— Exercise objective —
Reproduce the ESM-Tools passage from "Apart from the" to "OASIS or YAC).", replacing "coupling software" with "coupling library".

— Provided passage —
+++
Add at least the parameters for one standard experiment for testing, including namelist changes, etc. In Fig. 10, see an example again from fesom-1.4.
Add a sample runscript for this experiment, preferably in YAML format.
As this is just a short overview and a detailed how-to section is beyond the scope of this paper, we kindly invite the interested reader to have a look on our quite extensive documentation, both on GitHub as well as our web page, or use the existing configuration files as a source of inspiration.
Currently, around 75 scientists at AWI and partner institutes are registered users of ESM-Tools. This includes mostly model users but also model developers/maintainers and system administrators. The tools are actively used to run the AWI Climate Model (AWI-CM). In fact, all contributions of AWI to the Coupled Model Intercomparison Project phase 6 (CMIP6) were produced using ESM-Tools (Semmler et al., 2020). The application of the tools has resulted in a more efficient exchange of model configurations and input and output model data between modellers and scientists.
ESM-Tools provides a standardized way of working with ESMs. In addition to the benefits of applying ESM-Tools mentioned above, the development of ESM-Tools has led to various new insights. From a technical perspective, using an object-oriented language for such a software tool has proven to be essential for efficient expansion and maintenance of the tools themselves. The previous versions of ESM-Tools, written in Bash, suffered from lengthy functions as well as entangled functions and configuration files that were hard to maintain. The separation of configuration files and ESM-Tools functions in v3.0 as well as using a high-level language has made ESM-Tools more modular and easy to maintain.
From a community-building perspective, the development has brought together scientists and modellers from various backgrounds and institutes, resulting in a new community of modellers and scientific programmers in the geosciences. Through developing and using ESM-Tools, programmers and modellers have efficiently shared their knowledge on best coding practices and learned to collaborate with each other more closely. In conclusion, ESM-Tools has developed into an active open-source community, making it much easier for modellers, model developers and system administrators to obtain/provide access to, run and maintain Earth system models in a standardized way.
Apart from the things ESM-Tools can do to simplify model usage for the modellers, which were discussed already extensively in this paper, it is also important to point out that ESM-Tools is not any of the following:
A coupling software (like OASIS or YAC).
A tool that automatically couples model components – even though our tools, especially the GUI, look as if it were coupling model components in a “plug-and-play” way, that is of course not the case. Coupling is a complex and time-consuming task, and behind each of the couplings supported in ESM-Tools, several personal months of technical work, parametrization and fine tuning are hidden. ESM-Tools only makes the already established couplings as easy available as if it were plug and play.
A replacement for model build systems/model runscripts – we understand our tools as alternatives, not replacements, meaning trying ESM-Tools does not influence already existing solutions, and the user can switch back to them at any time.
A coding standard/collection of generic interfaces/DSL. Using ESM-Tools does not involve changes to the model codes at all, as we provide an external infrastructure.
+++
— Data extract —
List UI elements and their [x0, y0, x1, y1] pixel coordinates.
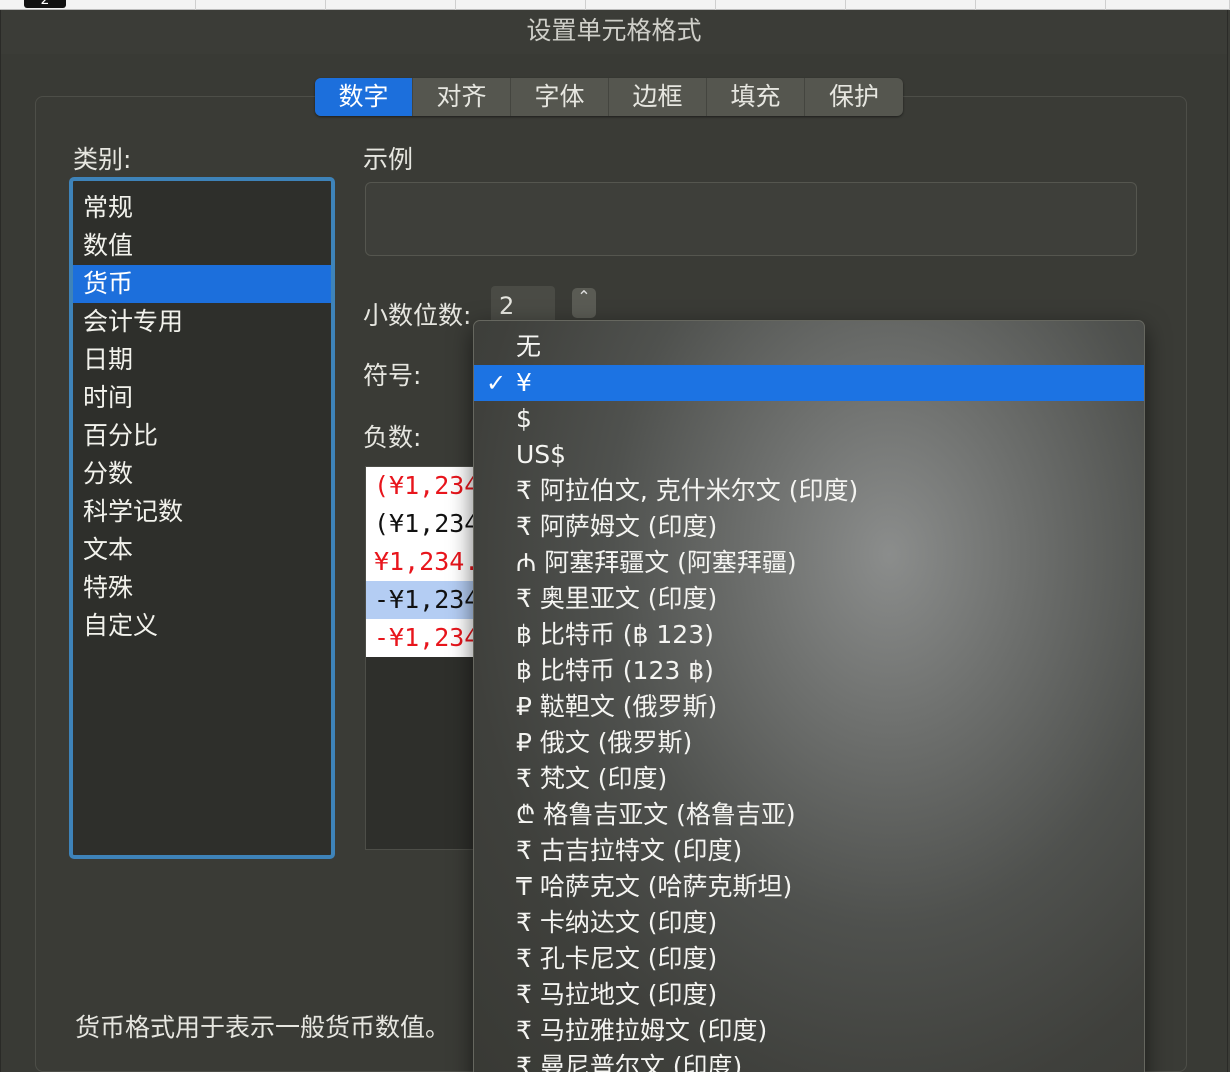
+++
— Response —
Apart from the things ESM-Tools can do to simplify model usage for the modellers, which were discussed already extensively in this paper, it is also important to point out that ESM-Tools is not any of the following:
A coupling library (like OASIS or YAC).